● **Working data**
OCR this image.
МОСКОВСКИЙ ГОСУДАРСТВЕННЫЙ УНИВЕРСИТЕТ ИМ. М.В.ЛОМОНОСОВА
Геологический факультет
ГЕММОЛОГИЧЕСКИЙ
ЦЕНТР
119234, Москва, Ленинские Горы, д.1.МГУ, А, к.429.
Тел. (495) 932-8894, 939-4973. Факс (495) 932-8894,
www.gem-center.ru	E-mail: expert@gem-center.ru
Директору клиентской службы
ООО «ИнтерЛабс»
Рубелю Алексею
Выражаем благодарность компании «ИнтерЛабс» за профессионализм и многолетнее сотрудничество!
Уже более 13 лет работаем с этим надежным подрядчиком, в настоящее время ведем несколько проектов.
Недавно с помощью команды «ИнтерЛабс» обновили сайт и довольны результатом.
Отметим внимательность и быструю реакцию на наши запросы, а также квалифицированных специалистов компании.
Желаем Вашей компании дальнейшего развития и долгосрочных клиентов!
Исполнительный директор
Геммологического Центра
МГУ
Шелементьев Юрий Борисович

● **Work required**
Please output the entire listing exactly as it stands.

● **Reply to the task**
OCR this image.
МОСКОВСКИЙ ГОСУДАРСТВЕННЫЙ УНИВЕРСИТЕТ ИМ. М.В.ЛОМОНОСОВА
Геологический факультет
ГЕММОЛОГИЧЕСКИЙ
ЦЕНТР
119234, Москва, Ленинские Горы, д.1.МГУ, А, к.429.
Тел. (495) 932-8894, 939-4973. Факс (495) 932-8894,
www.gem-center.ru	E-mail: expert@gem-center.ru
Директору клиентской службы
ООО «ИнтерЛабс»
Рубелю Алексею
Выражаем благодарность компании «ИнтерЛабс» за профессионализм и многолетнее сотрудничество!
Уже более 13 лет работаем с этим надежным подрядчиком, в настоящее время ведем несколько проектов.
Недавно с помощью команды «ИнтерЛабс» обновили сайт и довольны результатом.
Отметим внимательность и быструю реакцию на наши запросы, а также квалифицированных специалистов компании.
Желаем Вашей компании дальнейшего развития и долгосрочных клиентов!
Исполнительный директор
Геммологического Центра
МГУ
Шелементьев Юрий Борисович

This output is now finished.